What needs to be done » Transcribe all the records exactly and omit any images they hold.

Records for this exercise »
>> Start

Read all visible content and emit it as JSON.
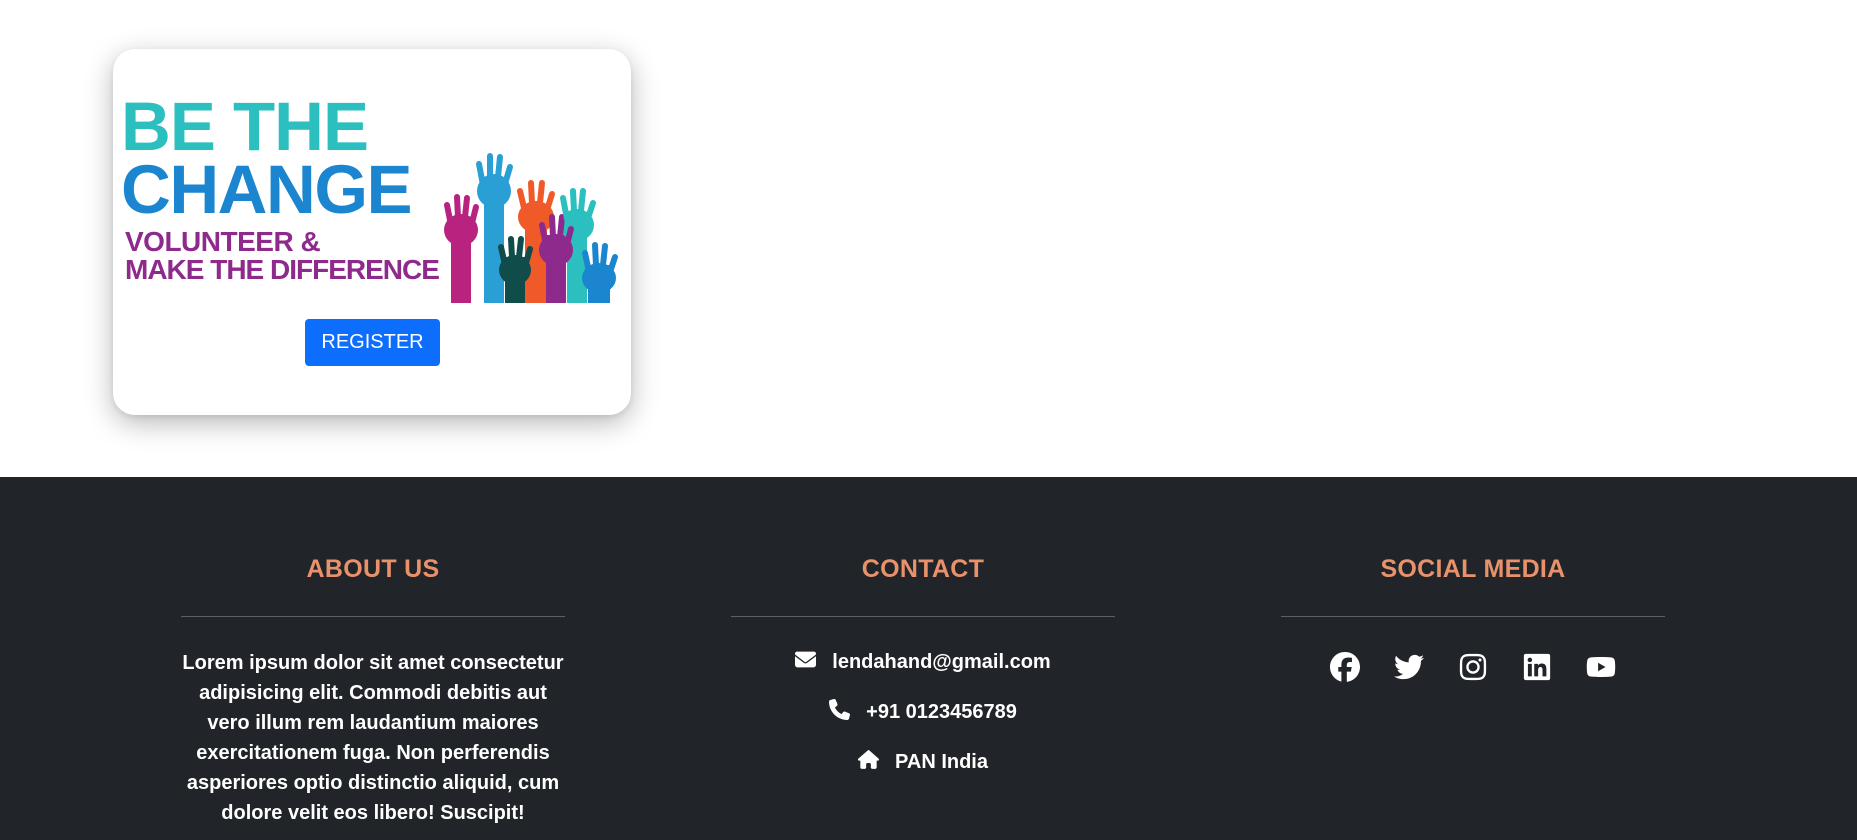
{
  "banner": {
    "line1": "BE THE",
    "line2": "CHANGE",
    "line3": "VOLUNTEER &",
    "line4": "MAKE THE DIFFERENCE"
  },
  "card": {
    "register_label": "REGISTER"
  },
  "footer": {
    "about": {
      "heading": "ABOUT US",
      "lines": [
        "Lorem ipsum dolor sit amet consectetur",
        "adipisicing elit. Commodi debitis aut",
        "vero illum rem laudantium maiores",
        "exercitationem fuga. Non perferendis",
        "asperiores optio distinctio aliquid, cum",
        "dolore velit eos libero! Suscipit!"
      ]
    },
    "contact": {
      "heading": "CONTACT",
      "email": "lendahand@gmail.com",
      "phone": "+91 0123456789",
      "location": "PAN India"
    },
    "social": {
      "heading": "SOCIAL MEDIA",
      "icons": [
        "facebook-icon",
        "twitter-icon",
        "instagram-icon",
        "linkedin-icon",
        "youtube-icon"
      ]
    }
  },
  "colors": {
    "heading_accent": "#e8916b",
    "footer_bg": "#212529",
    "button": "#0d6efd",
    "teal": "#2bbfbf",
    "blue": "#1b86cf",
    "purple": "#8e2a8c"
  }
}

>> End

Output »
Read all visible content and emit it as JSON.
{
  "banner": {
    "line1": "BE THE",
    "line2": "CHANGE",
    "line3": "VOLUNTEER &",
    "line4": "MAKE THE DIFFERENCE"
  },
  "card": {
    "register_label": "REGISTER"
  },
  "footer": {
    "about": {
      "heading": "ABOUT US",
      "lines": [
        "Lorem ipsum dolor sit amet consectetur",
        "adipisicing elit. Commodi debitis aut",
        "vero illum rem laudantium maiores",
        "exercitationem fuga. Non perferendis",
        "asperiores optio distinctio aliquid, cum",
        "dolore velit eos libero! Suscipit!"
      ]
    },
    "contact": {
      "heading": "CONTACT",
      "email": "lendahand@gmail.com",
      "phone": "+91 0123456789",
      "location": "PAN India"
    },
    "social": {
      "heading": "SOCIAL MEDIA",
      "icons": [
        "facebook-icon",
        "twitter-icon",
        "instagram-icon",
        "linkedin-icon",
        "youtube-icon"
      ]
    }
  },
  "colors": {
    "heading_accent": "#e8916b",
    "footer_bg": "#212529",
    "button": "#0d6efd",
    "teal": "#2bbfbf",
    "blue": "#1b86cf",
    "purple": "#8e2a8c"
  }
}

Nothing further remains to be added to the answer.